**Set task**
Filter out everything except lines holding "view".

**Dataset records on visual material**
++++++++++
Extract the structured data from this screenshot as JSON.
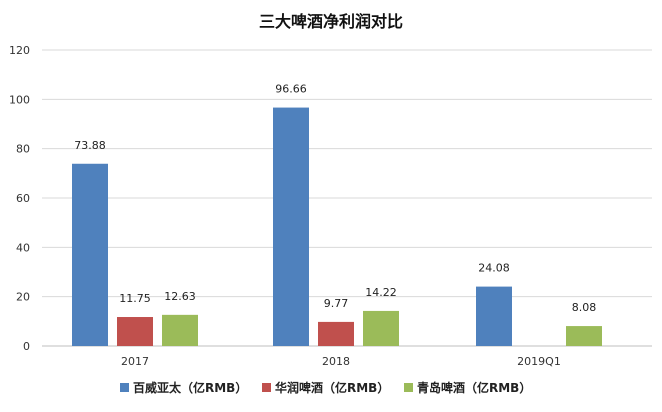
{
  "chart_data": {
    "type": "bar",
    "title": "三大啤酒净利润对比",
    "categories": [
      "2017",
      "2018",
      "2019Q1"
    ],
    "series": [
      {
        "name": "百威亚太（亿RMB）",
        "color": "#4f81bd",
        "values": [
          73.88,
          96.66,
          24.08
        ]
      },
      {
        "name": "华润啤酒（亿RMB）",
        "color": "#c0504d",
        "values": [
          11.75,
          9.77,
          null
        ]
      },
      {
        "name": "青岛啤酒（亿RMB）",
        "color": "#9bbb59",
        "values": [
          12.63,
          14.22,
          8.08
        ]
      }
    ],
    "ylim": [
      0,
      120
    ],
    "yticks": [
      0,
      20,
      40,
      60,
      80,
      100,
      120
    ],
    "grid": true,
    "legend": "bottom"
  }
}
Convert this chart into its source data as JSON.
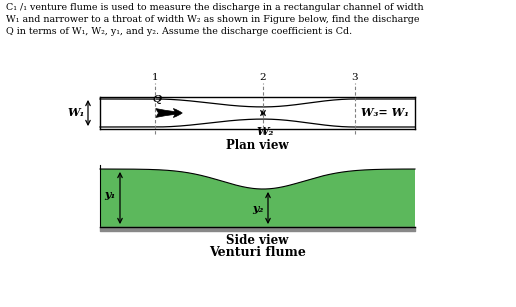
{
  "title_text": "C₁ /₁ venture flume is used to measure the discharge in a rectangular channel of width\nW₁ and narrower to a throat of width W₂ as shown in Figure below, find the discharge\nQ in terms of W₁, W₂, y₁, and y₂. Assume the discharge coefficient is Cd.",
  "plan_label": "Plan view",
  "side_label": "Side view",
  "venturi_label": "Venturi flume",
  "bg_color": "#ffffff",
  "green_color": "#5cb85c",
  "section_numbers": [
    "1",
    "2",
    "3"
  ],
  "W1_label": "W₁",
  "W2_label": "W₂",
  "W3_label": "W₃= W₁",
  "Q_label": "Q",
  "y1_label": "y₁",
  "y2_label": "y₂",
  "fig_w": 5.16,
  "fig_h": 3.07,
  "dpi": 100
}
++++++++++
**Output for this task**
  "plan_label": "Plan view",
  "side_label": "Side view",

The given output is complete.